* TASK INSTRUCTIONS
(1) List the daily buprenorphine doses, in milligrams, that the Suboxone text gives as the taper steps during which there is very little withdrawal.
(2) Write the next part of the text on Suboxone and buprenorphine dosing, picking up after its final sentence.

* TEXT SEGMENT
When a person takes Suboxone, he is taking a ‘supra-maximal’ dose of buprenorphine. Buprenorphine is used to treat pain in microgram doses; the BuTrans patch is used in the UK to treat pain, and it releases buprenorphine at a rate of 5-20 MICROGRAMS per hour! One tablet of Suboxone containes 8000 micrograms! So whether a person is taking one, two, three, or more tabs of Suboxone per day, he is taking a very large dose of buprenorphine— a dose large enough to ascertain that he is up on the ‘ceiling’ of the dose/response curve. It is important to be on the ceiling, as this is the flat part of the curve (I know– a silly statement) so that as the level of buprenorphine in the bloodstream drops, the opiate potency remains constant, avoiding the sensation of a decreasing effect which would cause cravings.
I have read and heard differing opinions on the dose that gets one to the ‘ceiling’ but from everything I have seen the maximal opiate effect occurs at about 2-4 mg (or 2000-4000 micrograms), assuming good absorption of buprenorphine. I base this on watching many people initiate Suboxone; if a person with a low tolerance to opiates takes 2 mg of buprenorphine, he will have a very severe opiate effect; if he takes that dose for a few days and gets used to it, and then takes a larger dose, there is no significant increase in opiate intoxication– showing that once he is used to 2 mg, he is used to 16 mg— and is ‘on the ceiling’ by definition. I see the same thing in reverse; there is very little withdrawal as a person decreases the dose from 32-24-16-12-8 mg, but once the person gets below 4 mg per day, the real withdrawal starts. This again shows that the response is ‘flat’ at those high doses, and only comes down below about 4 mg of buprenorphine.
The flip side of all of this is that tolerance reaches a maximum at about 4 mg of buprenorphine, and further increase in dose of buprenorphine does not cause substantial increase in tolerance. Tolerance and withdrawal are two sides of the same coin; the lack of withdrawal going from 32 to 8 mg of buprenorphine is consistent with no significant change in tolerance across that range.

* EXTRACTED INFORMATION
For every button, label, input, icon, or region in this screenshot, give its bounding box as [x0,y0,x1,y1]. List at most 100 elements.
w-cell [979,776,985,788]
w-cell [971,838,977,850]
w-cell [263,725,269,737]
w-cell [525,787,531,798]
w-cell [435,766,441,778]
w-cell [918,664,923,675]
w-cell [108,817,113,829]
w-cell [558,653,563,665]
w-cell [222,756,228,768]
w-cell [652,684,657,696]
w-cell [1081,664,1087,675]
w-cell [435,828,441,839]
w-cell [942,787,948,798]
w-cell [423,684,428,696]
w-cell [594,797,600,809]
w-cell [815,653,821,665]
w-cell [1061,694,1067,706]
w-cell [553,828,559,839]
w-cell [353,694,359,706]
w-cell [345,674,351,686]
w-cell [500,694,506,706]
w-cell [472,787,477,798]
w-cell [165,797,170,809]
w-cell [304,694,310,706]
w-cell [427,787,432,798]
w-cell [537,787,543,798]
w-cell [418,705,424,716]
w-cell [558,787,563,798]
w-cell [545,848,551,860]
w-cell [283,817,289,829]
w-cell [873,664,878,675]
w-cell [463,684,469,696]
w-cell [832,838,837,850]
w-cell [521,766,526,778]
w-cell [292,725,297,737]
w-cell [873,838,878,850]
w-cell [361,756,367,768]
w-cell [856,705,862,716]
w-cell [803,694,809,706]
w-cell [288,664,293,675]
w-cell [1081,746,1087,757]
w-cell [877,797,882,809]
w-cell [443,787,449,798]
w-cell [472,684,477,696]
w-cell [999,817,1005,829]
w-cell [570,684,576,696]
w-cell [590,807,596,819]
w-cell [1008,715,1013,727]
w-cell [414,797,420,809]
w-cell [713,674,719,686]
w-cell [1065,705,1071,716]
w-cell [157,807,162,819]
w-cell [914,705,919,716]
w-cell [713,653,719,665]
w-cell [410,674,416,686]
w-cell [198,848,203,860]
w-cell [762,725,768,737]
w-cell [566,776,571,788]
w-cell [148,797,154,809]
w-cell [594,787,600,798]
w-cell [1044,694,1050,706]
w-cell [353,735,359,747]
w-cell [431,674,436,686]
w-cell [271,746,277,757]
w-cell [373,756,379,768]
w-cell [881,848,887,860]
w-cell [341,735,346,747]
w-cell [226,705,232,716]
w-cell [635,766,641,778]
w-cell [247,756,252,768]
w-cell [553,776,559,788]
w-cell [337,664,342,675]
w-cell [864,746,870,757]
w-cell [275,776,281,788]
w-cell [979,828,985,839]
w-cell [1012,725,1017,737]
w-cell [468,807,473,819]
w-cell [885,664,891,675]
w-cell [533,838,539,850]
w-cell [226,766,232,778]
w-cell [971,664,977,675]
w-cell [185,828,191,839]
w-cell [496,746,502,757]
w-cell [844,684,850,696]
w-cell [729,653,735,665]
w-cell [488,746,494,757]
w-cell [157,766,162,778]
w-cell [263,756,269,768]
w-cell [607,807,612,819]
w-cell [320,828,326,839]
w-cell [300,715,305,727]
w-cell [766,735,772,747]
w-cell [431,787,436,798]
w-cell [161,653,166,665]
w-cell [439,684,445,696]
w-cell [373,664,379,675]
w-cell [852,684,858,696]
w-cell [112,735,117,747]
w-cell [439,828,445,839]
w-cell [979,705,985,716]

* RESPONSES FOR EACH TASK
(1) 32 mg, 24 mg, 16 mg, 12 mg, 8 mg

(2)
So in my opinion, being on 32 vs 4 mg of Suboxone doesn’t raise your tolerance. But in regard to upcoming surgery, there is an additional concern. One issue with surgery on buprenorphine is the high tolerance, but the second issue is blockade of opiate agonists by buprenorphine– and this effect is directly related to the dose of buprenorphine. A person on 32 mg of Suboxone will need much, much higher doses of agonist to get pain relief than will a person on 4 mg of Suboxone– not because of tolerance but because of the blocking effect, which is competitive in nature at the receptor. When people are approaching surgery I recommend that they lower their dose of Suboxone as much as possible– to 4-8 mg if possible. Because of the very long half-life (72 hours), this should be done at least a week before the surgery. Then I have them stop the Suboxone three days before the surgery; it usually takes 2-3 days for significant withdrawal to develop. I say all of this to give a general sense of the issues involved; people should discuss the issue with their physician rather than act on what I am describing here.